Stored items:
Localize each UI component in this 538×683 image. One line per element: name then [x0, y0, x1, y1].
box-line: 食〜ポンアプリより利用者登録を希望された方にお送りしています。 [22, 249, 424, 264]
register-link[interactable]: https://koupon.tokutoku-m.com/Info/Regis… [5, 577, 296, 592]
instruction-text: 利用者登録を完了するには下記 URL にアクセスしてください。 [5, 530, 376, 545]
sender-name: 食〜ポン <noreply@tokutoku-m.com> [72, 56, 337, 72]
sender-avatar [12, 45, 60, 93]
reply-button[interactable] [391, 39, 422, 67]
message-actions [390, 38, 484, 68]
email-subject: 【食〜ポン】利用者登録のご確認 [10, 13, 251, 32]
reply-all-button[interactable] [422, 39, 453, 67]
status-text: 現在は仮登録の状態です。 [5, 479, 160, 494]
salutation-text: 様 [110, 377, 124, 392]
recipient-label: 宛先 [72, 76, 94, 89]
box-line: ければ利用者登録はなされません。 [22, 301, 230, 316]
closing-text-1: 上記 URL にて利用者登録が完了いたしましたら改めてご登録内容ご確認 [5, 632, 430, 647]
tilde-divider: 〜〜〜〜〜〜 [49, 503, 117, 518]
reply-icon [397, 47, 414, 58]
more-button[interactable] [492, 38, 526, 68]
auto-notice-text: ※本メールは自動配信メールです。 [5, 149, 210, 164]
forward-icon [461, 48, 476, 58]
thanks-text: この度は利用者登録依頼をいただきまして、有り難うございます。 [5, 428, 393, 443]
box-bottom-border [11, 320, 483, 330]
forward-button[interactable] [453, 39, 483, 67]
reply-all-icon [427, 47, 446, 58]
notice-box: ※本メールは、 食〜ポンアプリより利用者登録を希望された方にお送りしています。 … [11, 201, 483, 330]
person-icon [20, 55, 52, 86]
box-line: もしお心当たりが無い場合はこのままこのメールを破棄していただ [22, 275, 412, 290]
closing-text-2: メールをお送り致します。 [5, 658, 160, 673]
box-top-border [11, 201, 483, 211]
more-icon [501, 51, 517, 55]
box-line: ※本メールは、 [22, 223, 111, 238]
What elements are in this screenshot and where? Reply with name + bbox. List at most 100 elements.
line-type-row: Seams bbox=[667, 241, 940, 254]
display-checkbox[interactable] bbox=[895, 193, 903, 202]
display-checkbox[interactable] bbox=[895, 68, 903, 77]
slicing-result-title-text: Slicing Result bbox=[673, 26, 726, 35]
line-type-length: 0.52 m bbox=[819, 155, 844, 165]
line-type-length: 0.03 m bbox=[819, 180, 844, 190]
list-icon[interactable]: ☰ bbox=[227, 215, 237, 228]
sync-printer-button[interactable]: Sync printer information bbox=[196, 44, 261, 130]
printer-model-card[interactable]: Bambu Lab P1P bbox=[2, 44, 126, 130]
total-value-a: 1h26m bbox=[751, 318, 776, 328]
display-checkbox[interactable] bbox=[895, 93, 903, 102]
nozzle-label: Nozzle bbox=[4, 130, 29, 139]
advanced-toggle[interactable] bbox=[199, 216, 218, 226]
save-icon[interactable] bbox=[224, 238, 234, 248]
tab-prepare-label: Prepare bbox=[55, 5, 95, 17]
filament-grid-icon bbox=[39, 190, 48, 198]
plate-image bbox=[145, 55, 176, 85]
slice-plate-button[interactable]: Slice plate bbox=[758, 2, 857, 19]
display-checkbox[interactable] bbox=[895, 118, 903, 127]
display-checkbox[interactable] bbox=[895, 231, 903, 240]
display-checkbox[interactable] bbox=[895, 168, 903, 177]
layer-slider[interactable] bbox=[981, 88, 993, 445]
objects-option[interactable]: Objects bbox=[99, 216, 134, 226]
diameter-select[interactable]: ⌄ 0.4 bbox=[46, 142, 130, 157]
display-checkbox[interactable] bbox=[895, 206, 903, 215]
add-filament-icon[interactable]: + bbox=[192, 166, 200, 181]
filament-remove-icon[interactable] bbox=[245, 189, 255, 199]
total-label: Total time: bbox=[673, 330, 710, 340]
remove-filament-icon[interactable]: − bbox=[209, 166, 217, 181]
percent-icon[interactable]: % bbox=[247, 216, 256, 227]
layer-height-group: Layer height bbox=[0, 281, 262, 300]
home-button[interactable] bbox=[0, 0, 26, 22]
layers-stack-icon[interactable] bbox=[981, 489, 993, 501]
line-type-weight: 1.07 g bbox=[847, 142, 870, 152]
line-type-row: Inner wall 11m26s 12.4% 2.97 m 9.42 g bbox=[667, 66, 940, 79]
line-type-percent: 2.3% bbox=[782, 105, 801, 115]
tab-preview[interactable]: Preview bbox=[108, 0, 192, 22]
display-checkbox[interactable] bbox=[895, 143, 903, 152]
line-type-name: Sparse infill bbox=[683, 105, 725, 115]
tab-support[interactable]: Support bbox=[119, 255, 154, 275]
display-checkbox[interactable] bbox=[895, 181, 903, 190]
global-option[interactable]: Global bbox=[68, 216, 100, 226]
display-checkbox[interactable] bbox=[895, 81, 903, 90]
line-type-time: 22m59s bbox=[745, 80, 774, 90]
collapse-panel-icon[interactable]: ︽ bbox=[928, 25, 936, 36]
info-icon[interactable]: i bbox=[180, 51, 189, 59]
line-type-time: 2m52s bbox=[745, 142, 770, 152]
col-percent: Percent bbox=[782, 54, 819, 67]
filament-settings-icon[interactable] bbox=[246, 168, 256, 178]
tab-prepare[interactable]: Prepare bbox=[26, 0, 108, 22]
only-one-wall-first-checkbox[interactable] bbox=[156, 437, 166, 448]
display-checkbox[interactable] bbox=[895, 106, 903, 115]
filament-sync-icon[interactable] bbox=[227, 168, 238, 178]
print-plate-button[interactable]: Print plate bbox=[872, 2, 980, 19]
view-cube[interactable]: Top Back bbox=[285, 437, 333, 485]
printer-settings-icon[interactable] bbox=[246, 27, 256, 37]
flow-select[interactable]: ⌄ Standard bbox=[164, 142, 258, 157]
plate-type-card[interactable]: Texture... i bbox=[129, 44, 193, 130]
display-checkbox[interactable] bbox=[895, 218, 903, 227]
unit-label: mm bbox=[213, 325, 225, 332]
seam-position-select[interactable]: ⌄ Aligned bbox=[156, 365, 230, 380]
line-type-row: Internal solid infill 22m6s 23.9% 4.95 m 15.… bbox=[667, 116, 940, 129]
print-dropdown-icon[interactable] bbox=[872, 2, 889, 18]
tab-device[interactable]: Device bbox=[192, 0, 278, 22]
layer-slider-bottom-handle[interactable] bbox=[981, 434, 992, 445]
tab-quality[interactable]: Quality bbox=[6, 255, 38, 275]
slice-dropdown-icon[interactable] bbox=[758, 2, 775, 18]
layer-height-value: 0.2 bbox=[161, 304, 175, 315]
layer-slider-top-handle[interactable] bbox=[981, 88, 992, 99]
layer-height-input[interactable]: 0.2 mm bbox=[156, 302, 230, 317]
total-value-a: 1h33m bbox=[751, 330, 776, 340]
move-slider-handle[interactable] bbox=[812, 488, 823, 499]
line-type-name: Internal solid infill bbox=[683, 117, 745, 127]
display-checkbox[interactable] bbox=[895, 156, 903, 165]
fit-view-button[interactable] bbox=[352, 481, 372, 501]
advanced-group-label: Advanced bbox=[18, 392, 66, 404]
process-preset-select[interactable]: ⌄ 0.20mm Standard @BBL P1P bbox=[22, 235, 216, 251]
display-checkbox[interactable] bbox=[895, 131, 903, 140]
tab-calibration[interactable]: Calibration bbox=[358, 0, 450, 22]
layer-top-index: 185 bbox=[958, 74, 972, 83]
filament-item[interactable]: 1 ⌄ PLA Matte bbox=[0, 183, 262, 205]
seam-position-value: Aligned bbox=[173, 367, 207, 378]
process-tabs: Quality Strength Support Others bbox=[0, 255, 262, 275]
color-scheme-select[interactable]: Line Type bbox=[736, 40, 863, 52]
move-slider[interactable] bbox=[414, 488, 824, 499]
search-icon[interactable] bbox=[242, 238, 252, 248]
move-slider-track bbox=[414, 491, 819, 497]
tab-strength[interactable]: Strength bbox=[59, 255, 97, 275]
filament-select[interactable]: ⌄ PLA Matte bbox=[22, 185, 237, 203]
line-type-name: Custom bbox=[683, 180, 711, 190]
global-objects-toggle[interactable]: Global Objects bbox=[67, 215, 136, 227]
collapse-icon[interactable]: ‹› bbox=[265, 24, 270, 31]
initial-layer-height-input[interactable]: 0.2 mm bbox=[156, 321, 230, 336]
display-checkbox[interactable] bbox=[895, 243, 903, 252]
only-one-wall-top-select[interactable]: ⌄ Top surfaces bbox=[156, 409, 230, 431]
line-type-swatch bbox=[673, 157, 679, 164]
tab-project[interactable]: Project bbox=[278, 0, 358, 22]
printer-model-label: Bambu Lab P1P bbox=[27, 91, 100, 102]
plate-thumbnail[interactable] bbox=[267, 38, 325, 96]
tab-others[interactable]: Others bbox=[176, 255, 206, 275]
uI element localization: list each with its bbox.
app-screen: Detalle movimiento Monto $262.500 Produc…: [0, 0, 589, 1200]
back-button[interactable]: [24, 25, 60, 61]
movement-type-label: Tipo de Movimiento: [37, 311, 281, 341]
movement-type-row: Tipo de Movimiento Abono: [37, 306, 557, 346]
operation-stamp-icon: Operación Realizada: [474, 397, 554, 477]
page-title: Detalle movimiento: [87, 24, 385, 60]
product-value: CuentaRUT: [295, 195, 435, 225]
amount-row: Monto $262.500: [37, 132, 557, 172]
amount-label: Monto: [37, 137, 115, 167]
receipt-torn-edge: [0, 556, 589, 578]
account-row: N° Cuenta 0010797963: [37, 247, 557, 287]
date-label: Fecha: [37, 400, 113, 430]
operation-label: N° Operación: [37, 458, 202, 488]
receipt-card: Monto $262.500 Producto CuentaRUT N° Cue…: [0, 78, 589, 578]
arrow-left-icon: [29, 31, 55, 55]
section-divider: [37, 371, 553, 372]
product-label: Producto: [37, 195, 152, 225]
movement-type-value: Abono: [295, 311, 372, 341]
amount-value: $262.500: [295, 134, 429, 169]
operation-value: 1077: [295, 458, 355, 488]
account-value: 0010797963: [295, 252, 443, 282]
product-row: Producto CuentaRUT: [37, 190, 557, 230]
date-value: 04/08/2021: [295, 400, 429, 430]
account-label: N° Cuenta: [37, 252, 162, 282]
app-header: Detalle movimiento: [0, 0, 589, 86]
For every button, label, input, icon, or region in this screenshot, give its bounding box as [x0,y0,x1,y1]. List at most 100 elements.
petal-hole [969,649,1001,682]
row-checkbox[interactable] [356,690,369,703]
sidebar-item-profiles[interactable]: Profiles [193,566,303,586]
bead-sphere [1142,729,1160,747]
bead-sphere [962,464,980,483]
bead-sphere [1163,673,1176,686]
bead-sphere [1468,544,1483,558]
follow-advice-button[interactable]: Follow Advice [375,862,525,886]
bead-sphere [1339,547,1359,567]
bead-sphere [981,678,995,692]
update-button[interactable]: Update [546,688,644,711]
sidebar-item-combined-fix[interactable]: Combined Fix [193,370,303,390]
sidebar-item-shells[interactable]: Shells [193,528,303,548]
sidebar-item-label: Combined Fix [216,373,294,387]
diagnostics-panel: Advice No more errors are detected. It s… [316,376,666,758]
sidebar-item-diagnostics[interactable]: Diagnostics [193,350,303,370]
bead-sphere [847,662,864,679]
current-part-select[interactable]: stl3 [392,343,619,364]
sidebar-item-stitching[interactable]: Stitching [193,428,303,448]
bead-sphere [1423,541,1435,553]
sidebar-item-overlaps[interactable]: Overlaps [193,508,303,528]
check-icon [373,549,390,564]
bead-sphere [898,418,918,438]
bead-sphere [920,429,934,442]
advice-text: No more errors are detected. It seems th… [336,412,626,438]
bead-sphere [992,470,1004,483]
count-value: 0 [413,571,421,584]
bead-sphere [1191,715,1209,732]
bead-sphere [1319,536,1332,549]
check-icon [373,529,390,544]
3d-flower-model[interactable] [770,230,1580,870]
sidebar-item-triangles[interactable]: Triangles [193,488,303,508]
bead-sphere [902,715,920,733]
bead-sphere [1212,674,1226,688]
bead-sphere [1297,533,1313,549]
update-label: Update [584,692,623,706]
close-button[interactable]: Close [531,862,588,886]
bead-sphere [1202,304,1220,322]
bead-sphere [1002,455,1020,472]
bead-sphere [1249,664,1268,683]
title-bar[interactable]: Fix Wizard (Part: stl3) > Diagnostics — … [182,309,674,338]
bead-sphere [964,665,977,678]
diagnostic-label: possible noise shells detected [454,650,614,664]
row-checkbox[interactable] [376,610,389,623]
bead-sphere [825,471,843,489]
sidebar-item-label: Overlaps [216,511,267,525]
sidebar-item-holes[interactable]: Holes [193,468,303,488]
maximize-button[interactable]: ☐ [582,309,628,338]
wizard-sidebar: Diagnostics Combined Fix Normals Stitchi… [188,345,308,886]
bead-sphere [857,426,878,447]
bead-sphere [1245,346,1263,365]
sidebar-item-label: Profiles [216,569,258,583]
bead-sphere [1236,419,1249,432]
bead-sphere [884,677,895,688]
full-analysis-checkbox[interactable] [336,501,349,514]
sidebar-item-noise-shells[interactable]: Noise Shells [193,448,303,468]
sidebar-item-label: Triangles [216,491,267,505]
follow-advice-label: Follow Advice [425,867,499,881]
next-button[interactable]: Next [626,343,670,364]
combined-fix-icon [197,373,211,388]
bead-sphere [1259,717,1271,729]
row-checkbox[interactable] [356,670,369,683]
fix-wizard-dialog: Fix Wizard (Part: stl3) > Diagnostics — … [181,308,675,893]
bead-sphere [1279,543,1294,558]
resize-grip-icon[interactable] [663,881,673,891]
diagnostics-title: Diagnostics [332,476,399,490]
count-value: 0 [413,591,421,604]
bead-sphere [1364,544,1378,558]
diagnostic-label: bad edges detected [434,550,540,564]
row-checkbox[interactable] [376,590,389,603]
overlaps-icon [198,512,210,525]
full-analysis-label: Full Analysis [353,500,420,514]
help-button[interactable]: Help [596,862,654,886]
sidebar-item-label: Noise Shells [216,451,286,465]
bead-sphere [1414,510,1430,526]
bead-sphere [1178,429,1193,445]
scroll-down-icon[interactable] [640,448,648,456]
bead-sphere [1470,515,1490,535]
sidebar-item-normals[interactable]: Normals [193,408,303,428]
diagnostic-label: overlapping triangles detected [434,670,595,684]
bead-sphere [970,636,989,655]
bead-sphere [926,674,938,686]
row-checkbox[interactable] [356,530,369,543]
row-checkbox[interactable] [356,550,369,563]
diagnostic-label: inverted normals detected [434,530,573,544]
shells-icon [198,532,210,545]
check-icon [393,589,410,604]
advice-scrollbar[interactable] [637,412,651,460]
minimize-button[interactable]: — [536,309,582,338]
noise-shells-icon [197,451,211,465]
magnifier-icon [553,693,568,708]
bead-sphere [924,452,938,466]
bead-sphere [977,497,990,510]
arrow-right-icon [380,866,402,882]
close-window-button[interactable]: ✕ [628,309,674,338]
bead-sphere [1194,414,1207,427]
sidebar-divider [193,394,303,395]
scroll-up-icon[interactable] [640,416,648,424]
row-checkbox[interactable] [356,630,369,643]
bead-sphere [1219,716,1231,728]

**Your objective**
Starting at the first of the entries and ending at the line that contains "line-type-row: Seams bbox=[667, 241, 940, 254]", switch every "box-line" to "notice-line" and give those lines back otherwise unchanged.

**Output for this task**
Localize each UI component in this 538×683 image. One line per element: name then [x0, y0, x1, y1].
notice-line: 食〜ポンアプリより利用者登録を希望された方にお送りしています。 [22, 249, 424, 264]
register-link[interactable]: https://koupon.tokutoku-m.com/Info/Regis… [5, 577, 296, 592]
instruction-text: 利用者登録を完了するには下記 URL にアクセスしてください。 [5, 530, 376, 545]
sender-name: 食〜ポン <noreply@tokutoku-m.com> [72, 56, 337, 72]
sender-avatar [12, 45, 60, 93]
reply-button[interactable] [391, 39, 422, 67]
message-actions [390, 38, 484, 68]
email-subject: 【食〜ポン】利用者登録のご確認 [10, 13, 251, 32]
reply-all-button[interactable] [422, 39, 453, 67]
status-text: 現在は仮登録の状態です。 [5, 479, 160, 494]
salutation-text: 様 [110, 377, 124, 392]
recipient-label: 宛先 [72, 76, 94, 89]
notice-line: ければ利用者登録はなされません。 [22, 301, 230, 316]
closing-text-1: 上記 URL にて利用者登録が完了いたしましたら改めてご登録内容ご確認 [5, 632, 430, 647]
tilde-divider: 〜〜〜〜〜〜 [49, 503, 117, 518]
reply-icon [397, 47, 414, 58]
more-button[interactable] [492, 38, 526, 68]
auto-notice-text: ※本メールは自動配信メールです。 [5, 149, 210, 164]
forward-icon [461, 48, 476, 58]
thanks-text: この度は利用者登録依頼をいただきまして、有り難うございます。 [5, 428, 393, 443]
box-bottom-border [11, 320, 483, 330]
forward-button[interactable] [453, 39, 483, 67]
reply-all-icon [427, 47, 446, 58]
notice-box: ※本メールは、 食〜ポンアプリより利用者登録を希望された方にお送りしています。 … [11, 201, 483, 330]
person-icon [20, 55, 52, 86]
notice-line: もしお心当たりが無い場合はこのままこのメールを破棄していただ [22, 275, 412, 290]
closing-text-2: メールをお送り致します。 [5, 658, 160, 673]
box-top-border [11, 201, 483, 211]
more-icon [501, 51, 517, 55]
notice-line: ※本メールは、 [22, 223, 111, 238]
What elements are in this screenshot and where? Reply with name + bbox. List at most 100 elements.
line-type-row: Seams bbox=[667, 241, 940, 254]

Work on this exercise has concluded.